Para que la corrupción prospere (y vaya si prospera, aunque la prensa la trate de ayuntamiento en ayuntamiento para que el fenómeno no se vea en su conjunto), hay que contar con la vista gorda de la policía y de al menos una parte de la judicatura. Grande-Marlaska no confía en Telesforo Rubio, y nadie que no sea Juan del Olmo confía en los encargados de las mochilas del 11-M: son síntomas muy graves. Respecto de los jueces, estamos haciendo un aprendizaje argentino: cualquier argentino que lee en un periódico acerca de un hecho delictivo cualquiera, desde una estafa bancaria hasta un asesinato de notable, pasando por algún desfalco, busca el nombre del juez para saber qué va a pasar: todo el mundo conoce el talante, con perdón, de cada magistrado, sabe si excarcelará a un delincuente o lo condenará, sabe si aplicará la ley o no. Nos acercamos a eso: tenemos un fiscal Pumpido que dice “lo que los jueces tienen que hacer”, una barbaridad política y un gesto de pésima educación, además de una intervención indebida en la independencia de los jueces. Y el público, ya que no la opinión pública, que en una sociedad democrática es un factor activo, sabe esas cosas y se limita cada vez más a la condición de espectador. Los grandes comunicadores hablan de “judicialización de la política” y, en el mejor de los casos, de “politización de la justicia”, pero son perfectamente conscientes de que lo que está ocurriendo es que el delito se ha convertido en el pan de cada día en la política.

## [Datos extraídos]
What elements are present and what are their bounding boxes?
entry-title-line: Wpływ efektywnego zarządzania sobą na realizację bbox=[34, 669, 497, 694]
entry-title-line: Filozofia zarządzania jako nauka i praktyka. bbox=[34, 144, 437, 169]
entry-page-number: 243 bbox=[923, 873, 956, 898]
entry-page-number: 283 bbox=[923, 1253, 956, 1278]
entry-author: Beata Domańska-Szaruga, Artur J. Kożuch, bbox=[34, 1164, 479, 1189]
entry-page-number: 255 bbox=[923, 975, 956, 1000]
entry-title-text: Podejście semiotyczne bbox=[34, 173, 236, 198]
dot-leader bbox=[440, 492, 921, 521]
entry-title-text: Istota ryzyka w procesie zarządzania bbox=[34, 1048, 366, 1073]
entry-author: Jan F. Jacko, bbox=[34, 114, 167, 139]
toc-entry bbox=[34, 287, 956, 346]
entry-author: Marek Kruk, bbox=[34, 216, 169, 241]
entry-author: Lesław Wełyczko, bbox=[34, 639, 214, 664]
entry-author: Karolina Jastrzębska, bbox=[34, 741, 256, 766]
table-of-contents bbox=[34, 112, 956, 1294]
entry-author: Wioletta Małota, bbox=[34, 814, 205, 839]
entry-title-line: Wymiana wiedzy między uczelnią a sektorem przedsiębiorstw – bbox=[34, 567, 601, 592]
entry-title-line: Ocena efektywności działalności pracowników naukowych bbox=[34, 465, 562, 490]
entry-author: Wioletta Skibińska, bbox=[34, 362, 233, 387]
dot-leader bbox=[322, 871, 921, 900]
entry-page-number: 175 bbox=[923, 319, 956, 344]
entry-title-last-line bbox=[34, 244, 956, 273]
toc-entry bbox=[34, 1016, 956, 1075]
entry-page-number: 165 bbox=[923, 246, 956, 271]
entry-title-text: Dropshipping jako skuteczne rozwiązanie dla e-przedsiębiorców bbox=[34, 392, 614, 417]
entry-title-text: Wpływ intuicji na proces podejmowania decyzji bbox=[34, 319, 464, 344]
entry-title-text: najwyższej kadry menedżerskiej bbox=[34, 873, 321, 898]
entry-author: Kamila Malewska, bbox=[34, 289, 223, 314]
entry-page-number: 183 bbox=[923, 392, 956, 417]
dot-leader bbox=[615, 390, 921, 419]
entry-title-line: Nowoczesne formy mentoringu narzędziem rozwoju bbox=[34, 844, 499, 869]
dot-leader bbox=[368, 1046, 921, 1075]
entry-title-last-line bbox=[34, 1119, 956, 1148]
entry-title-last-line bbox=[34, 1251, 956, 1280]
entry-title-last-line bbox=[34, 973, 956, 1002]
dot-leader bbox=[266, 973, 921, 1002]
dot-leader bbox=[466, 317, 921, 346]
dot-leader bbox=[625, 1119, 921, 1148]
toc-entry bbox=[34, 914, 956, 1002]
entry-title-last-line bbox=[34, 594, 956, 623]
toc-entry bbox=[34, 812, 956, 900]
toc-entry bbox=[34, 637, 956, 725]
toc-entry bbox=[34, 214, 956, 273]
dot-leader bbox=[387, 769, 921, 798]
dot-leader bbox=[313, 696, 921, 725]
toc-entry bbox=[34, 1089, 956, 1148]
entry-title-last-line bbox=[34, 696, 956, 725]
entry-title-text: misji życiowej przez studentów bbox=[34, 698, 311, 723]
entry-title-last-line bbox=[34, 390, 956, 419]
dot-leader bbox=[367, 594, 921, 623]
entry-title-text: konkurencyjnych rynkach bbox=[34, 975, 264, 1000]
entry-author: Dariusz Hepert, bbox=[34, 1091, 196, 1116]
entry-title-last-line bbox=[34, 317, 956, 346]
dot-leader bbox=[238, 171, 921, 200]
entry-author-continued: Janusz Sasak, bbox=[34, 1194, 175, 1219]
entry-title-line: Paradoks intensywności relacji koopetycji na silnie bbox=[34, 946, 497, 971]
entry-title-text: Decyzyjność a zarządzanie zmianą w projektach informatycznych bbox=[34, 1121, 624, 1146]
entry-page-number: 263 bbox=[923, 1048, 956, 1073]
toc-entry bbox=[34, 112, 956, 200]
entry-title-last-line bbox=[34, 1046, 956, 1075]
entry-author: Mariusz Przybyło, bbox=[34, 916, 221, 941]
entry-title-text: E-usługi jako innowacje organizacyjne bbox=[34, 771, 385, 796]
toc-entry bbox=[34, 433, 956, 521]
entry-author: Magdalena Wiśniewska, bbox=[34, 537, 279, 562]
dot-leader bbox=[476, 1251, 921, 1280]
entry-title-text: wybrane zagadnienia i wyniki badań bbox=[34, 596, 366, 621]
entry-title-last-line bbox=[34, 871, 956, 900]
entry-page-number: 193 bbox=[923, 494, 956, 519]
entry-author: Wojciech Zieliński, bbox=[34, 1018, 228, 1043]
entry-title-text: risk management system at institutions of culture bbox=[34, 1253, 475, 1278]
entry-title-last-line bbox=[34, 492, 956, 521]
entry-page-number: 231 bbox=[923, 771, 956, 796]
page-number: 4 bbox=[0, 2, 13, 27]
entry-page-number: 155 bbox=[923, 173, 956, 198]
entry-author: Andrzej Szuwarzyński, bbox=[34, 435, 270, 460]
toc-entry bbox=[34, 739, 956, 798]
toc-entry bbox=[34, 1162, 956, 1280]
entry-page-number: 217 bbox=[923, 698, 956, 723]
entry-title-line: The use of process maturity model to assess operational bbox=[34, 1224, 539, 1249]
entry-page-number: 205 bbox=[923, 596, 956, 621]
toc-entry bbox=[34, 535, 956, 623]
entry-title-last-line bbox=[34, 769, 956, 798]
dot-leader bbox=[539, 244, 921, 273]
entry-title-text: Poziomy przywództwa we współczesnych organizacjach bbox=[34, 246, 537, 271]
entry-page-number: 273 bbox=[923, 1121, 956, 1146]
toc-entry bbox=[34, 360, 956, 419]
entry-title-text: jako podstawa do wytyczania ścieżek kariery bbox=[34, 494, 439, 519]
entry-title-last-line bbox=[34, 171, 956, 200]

## [Encargo 1]
Según el texto sobre la corrupción, ¿en quién no confía Grande-Marlaska?
## [Encargo 2]
Enumera todas las personas que el texto sobre la corrupción menciona por su nombre o apellido.
## [Encargo 3]
Por favor, prosigue el texto sobre la corrupción y la justicia a partir de su última oración.

## [Resultado 1]
En Telesforo Rubio.

## [Resultado 2]
Grande-Marlaska, Telesforo Rubio, Juan del Olmo y Pumpido.

## [Resultado 3]
Cuando se habla de sueños, de soluciones obvias a cosas que hay que resolver, ya que eso es lo que se sueña, la gran fórmula argentina es: “No se va a poder”. Habría que hacer una limpieza en la Suprema Corte de Justicia para que no esté al servicio del ejecutivo, sí, pero no se va a poder. Habría que impedir que los diputados y senadores se aumenten sus ya sustanciosos sueldos y sus delirantes pensiones, sí, pero no se va a poder. Habría que limitar los poderes de los gobernadores provinciales, sí, pero no se va a poder. Porque la Suprema Corte se reforma a sí misma, los diputados y senadores no representan a nadie más que a sí mismos, y los gobernadores, horca y cuchillo. Lo saben los argentinos, lo están aprendiendo los españoles de la era Zapatero: no se va a poder. Habría que llevar agua a Valencia y a Murcia, sí, pero no se va a poder. Habría que resolver el problema de los macroprecios de la vivienda, sí, pero no se va a poder. Habría que poner a los terroristas en vereda, sí, pero no se va a poder. Carod (y la clase política y social y cultural en la que se ha infiltrado) quiere el agua, toda el agua, para Cataluña y contra los demás, que no son más que españoles; da pena ver al promotor de un plan hidrológico, al que legó su nombre, el plan Borrell, en plena amnesia diciendo que esos planes son perjudiciales y que lo que hay que hacer es desalar, que es lo mismo que preparar la salinidad de las costas para que las medusas prosperen y los viejos obreros y tenderos europeos jubilados empiecen a viajar al Caribe en vez de venir a España. El partido del ladrillo sigue gobernando y hasta tiene plaza en el nuevo Banco de España, que de una vez por todas será del partido y no de la nación. En cuanto a los terroristas, también tienen poder, tanto que el presidente se sentará con ellos a dialogar, aunque no de precios políticos, no: jugarán al mus, que dicen que Otegui es bueno en eso y ya hemos visto las señas discretas que hace Chapote.
No se va a poder. Como en la Argentina. Socialismo o muerte. ¿Hay elección?